Figure collection entries
/---

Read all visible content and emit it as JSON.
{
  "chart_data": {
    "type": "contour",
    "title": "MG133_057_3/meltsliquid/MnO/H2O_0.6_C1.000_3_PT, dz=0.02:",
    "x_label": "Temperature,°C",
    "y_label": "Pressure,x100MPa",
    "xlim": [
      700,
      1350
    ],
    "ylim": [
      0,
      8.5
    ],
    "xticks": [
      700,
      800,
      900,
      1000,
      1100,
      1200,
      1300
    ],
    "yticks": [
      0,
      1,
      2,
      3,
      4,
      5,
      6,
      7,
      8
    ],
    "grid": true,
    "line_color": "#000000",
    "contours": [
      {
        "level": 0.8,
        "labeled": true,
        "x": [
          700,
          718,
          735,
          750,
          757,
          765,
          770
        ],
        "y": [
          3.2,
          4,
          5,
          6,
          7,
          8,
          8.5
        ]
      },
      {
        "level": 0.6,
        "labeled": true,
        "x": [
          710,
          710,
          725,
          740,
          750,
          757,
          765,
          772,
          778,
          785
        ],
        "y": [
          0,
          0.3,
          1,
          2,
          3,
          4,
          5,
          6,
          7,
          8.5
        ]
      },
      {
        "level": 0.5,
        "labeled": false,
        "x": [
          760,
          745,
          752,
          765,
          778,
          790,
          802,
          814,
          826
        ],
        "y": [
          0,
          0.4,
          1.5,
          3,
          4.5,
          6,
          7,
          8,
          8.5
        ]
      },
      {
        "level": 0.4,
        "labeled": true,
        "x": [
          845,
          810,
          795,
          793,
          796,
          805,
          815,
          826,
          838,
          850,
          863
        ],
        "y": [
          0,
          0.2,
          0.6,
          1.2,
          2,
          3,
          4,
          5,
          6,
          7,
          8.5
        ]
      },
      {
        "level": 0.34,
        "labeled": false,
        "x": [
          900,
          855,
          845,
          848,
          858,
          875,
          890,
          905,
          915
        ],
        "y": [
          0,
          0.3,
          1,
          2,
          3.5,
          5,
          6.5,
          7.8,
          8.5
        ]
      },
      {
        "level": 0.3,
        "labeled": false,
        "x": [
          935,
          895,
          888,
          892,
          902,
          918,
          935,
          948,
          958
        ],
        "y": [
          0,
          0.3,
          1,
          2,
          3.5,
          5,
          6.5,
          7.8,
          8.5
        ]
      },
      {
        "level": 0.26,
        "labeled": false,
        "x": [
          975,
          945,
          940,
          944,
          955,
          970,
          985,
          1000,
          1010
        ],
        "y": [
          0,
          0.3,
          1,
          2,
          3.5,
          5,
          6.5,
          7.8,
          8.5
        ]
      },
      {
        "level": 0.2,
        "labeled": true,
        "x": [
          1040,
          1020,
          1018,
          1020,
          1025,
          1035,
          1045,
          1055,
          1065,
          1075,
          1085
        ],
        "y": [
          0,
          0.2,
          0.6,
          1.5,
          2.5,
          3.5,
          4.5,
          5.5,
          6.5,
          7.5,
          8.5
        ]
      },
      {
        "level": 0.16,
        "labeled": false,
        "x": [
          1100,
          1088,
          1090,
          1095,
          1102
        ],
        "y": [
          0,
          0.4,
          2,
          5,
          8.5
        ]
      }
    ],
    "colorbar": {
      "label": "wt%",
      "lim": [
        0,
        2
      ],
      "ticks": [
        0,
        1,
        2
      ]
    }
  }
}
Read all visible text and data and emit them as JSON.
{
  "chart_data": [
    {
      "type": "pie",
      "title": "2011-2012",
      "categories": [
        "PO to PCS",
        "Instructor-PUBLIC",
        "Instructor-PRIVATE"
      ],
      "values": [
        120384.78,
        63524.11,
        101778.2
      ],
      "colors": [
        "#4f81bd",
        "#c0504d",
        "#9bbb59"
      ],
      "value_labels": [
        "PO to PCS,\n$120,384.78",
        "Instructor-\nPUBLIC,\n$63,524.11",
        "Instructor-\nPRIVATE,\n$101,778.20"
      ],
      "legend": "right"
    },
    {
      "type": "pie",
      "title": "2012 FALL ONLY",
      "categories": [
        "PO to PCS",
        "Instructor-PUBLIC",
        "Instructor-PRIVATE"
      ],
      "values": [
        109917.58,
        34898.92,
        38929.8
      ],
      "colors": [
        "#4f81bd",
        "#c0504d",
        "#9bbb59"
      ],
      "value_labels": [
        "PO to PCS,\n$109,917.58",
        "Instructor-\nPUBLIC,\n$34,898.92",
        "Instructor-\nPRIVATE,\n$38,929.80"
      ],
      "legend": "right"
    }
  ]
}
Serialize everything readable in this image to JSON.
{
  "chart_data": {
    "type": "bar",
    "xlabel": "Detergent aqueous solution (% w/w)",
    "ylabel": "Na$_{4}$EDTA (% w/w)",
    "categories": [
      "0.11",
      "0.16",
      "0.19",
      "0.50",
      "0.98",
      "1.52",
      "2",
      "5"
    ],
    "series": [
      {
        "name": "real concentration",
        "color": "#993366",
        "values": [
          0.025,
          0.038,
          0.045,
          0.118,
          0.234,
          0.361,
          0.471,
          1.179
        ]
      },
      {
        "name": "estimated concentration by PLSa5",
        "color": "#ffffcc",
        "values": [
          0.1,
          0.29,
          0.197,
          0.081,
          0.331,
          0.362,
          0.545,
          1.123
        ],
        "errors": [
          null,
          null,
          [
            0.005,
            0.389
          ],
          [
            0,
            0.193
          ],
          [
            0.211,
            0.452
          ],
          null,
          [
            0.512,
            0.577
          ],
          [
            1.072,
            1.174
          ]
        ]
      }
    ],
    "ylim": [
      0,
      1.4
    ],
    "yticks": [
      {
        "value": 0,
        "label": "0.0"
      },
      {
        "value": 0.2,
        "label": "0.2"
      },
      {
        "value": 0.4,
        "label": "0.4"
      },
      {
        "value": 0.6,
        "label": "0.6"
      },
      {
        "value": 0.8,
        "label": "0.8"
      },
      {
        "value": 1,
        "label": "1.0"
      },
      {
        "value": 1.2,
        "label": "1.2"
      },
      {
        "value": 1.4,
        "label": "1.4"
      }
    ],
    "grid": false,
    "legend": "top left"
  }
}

\---

=== EXERCISE ===
Gather each line that holds "JSON".

=== FINISHED ANSWER ===
Read all visible content and emit it as JSON.
Read all visible text and data and emit them as JSON.
Serialize everything readable in this image to JSON.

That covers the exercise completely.